- [EXERCISE OBJECTIVE] Scan the lines below for the word "color". Copy each line you find it in.
::::::
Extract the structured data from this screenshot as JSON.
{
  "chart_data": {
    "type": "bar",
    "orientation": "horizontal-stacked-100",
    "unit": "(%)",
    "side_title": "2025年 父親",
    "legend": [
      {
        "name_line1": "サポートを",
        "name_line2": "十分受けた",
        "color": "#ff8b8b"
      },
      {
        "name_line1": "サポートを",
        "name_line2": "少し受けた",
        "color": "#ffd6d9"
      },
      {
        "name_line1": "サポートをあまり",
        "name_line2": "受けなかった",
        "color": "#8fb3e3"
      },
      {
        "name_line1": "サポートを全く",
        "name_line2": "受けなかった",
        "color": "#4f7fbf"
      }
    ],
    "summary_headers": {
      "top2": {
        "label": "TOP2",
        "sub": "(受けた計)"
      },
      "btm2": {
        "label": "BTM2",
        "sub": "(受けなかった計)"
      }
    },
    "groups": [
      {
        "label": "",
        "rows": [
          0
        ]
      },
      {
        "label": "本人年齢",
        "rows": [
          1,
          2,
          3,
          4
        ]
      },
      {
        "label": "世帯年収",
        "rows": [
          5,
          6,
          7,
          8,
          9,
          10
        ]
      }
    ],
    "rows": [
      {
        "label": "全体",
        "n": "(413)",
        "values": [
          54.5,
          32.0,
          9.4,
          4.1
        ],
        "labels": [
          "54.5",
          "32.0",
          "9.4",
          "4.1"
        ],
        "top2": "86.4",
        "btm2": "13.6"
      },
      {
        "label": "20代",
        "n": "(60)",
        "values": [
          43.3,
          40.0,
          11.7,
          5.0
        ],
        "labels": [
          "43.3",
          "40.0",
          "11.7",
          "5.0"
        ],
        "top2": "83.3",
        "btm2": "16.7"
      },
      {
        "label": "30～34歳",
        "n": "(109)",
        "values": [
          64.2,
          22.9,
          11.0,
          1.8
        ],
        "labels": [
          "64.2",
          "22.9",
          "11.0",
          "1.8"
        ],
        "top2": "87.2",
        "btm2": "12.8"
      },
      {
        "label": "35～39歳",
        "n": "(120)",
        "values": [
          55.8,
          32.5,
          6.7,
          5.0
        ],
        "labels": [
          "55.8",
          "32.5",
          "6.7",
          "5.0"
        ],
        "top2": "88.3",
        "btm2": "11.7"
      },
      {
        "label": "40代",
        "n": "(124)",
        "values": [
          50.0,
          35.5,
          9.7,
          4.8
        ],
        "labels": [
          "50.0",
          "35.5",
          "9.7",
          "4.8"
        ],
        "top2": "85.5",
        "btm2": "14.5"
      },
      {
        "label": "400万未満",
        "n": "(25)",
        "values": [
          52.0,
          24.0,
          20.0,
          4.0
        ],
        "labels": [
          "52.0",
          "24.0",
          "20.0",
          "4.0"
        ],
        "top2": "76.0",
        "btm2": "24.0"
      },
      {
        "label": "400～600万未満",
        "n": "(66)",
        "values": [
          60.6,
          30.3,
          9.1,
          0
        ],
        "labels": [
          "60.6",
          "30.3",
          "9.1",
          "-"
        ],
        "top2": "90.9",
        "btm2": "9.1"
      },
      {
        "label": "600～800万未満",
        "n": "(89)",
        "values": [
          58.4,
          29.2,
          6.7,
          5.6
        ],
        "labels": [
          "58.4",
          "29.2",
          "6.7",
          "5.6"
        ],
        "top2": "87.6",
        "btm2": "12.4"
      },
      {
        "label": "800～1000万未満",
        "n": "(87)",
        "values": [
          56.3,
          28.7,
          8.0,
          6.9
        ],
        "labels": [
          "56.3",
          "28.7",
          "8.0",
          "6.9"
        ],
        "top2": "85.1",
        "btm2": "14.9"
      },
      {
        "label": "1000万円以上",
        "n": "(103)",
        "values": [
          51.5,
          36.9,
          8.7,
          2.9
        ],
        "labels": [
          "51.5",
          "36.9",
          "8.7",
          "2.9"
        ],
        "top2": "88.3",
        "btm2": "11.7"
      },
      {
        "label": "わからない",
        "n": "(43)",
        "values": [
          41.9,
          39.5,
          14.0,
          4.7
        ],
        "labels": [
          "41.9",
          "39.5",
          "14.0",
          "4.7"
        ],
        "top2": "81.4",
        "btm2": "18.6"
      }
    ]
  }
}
::::::
- [TASK ANSWER]
        "color": "#ff8b8b"
        "color": "#ffd6d9"
        "color": "#8fb3e3"
        "color": "#4f7fbf"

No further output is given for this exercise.